### WHAT YOU WILL DO
Show all lines holding "TEMPLVM".

### SOURCE RECORDS
★ ★ ★ ★

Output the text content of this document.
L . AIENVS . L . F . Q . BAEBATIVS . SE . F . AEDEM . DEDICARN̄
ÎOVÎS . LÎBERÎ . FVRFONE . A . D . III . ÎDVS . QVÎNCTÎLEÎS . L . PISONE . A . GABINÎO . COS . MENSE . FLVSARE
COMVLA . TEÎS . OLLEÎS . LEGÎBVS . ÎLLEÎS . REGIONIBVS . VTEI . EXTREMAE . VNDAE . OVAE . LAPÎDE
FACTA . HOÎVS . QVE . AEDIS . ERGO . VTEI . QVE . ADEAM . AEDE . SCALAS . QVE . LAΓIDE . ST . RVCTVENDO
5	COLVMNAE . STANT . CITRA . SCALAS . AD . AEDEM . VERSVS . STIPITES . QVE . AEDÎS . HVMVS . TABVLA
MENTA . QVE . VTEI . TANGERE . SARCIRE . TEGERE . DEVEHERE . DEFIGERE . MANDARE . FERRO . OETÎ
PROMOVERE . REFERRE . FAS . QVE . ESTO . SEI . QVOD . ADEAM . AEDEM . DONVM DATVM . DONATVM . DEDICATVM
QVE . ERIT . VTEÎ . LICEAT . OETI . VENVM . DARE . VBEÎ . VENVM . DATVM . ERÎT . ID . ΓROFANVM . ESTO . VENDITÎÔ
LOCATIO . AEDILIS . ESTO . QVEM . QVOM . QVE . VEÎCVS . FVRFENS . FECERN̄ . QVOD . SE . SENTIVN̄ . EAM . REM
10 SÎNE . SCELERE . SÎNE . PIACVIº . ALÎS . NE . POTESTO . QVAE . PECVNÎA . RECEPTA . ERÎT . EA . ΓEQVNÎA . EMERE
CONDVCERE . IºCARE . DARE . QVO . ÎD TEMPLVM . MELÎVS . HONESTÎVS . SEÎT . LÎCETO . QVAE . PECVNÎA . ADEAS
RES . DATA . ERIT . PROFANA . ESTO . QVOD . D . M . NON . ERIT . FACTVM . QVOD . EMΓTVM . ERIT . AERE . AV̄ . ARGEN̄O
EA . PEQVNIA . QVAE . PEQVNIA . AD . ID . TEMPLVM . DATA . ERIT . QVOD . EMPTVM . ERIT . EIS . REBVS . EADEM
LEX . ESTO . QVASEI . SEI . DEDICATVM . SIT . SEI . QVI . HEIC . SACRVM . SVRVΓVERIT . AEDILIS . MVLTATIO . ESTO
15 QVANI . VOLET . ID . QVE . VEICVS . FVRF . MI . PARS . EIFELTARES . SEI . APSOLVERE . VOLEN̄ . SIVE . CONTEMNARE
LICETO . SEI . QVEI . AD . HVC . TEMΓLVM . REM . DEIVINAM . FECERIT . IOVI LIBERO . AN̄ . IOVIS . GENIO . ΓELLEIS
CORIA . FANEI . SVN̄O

★ ★ ★ ★

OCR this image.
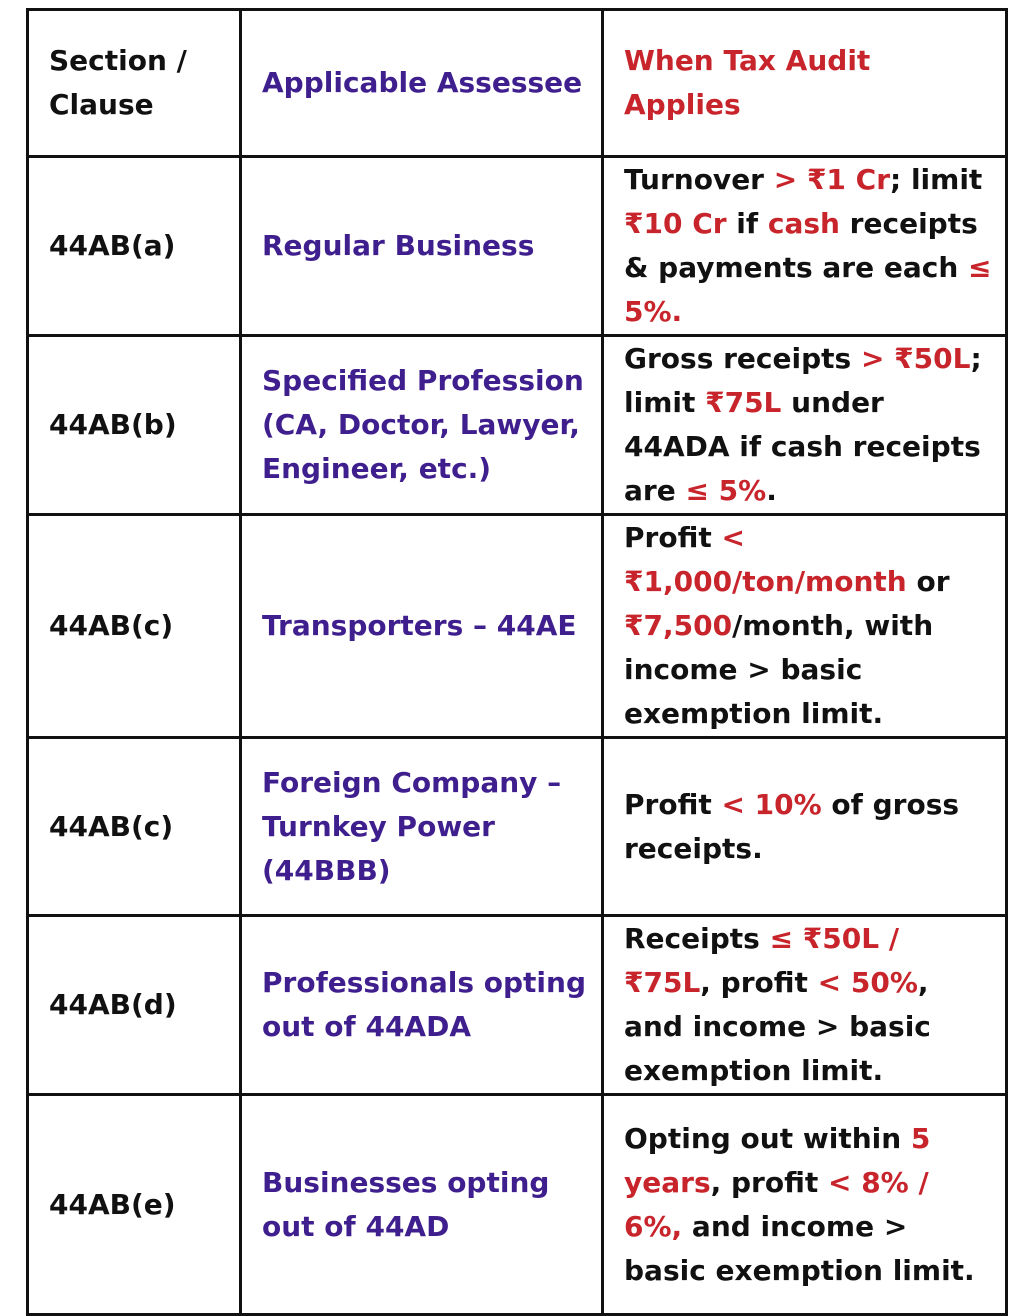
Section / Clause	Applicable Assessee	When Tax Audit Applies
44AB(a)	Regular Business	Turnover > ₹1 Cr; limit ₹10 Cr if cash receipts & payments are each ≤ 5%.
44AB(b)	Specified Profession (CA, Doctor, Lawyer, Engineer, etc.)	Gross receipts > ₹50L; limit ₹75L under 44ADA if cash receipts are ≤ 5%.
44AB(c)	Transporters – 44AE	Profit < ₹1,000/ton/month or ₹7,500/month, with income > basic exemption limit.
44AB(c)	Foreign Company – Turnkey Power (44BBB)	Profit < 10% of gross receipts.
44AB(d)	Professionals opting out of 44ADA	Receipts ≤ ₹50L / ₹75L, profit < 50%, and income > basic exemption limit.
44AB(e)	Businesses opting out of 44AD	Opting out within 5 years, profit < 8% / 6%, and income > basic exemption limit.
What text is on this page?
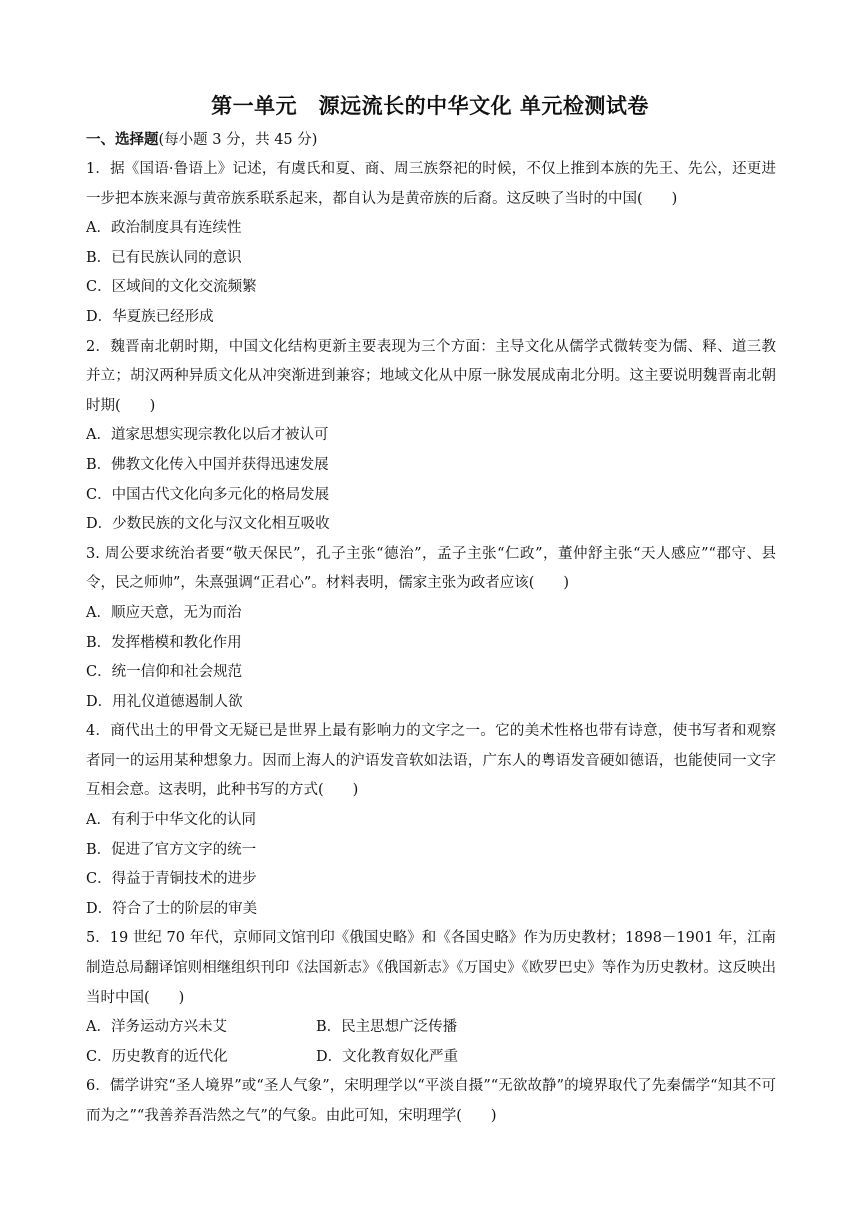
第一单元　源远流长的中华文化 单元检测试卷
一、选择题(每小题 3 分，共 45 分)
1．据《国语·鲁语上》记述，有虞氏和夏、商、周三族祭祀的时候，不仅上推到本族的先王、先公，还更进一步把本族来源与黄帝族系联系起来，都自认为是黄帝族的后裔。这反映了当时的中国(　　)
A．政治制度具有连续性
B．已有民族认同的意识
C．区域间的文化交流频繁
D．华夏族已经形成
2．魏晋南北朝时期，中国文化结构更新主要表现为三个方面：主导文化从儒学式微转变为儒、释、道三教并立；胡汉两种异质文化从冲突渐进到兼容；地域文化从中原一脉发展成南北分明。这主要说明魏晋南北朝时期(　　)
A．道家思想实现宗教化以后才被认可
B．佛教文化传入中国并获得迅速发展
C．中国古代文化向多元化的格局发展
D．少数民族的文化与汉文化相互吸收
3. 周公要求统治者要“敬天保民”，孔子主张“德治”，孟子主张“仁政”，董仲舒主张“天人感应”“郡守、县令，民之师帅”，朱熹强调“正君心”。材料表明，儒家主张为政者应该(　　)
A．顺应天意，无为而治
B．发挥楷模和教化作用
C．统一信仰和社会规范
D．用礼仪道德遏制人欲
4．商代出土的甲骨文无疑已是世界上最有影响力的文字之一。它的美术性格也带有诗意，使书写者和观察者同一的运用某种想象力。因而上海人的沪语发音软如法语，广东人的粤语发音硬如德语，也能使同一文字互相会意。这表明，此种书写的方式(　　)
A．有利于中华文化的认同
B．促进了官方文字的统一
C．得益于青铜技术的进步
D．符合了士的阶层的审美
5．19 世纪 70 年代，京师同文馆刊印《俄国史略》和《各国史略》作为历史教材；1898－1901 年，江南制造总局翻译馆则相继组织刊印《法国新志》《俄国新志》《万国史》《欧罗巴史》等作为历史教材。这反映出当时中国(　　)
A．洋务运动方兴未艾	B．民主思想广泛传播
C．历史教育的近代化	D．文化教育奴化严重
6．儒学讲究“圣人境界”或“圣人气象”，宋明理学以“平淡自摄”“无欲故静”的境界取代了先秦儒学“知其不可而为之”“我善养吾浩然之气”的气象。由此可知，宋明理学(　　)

★ ★ ★ ★

### CORRECT RESULT
CONDVCERE . IºCARE . DARE . QVO . ÎD TEMPLVM . MELÎVS . HONESTÎVS . SEÎT . LÎCETO . QVAE . PECVNÎA . ADEAS
EA . PEQVNIA . QVAE . PEQVNIA . AD . ID . TEMPLVM . DATA . ERIT . QVOD . EMPTVM . ERIT . EIS . REBVS . EADEM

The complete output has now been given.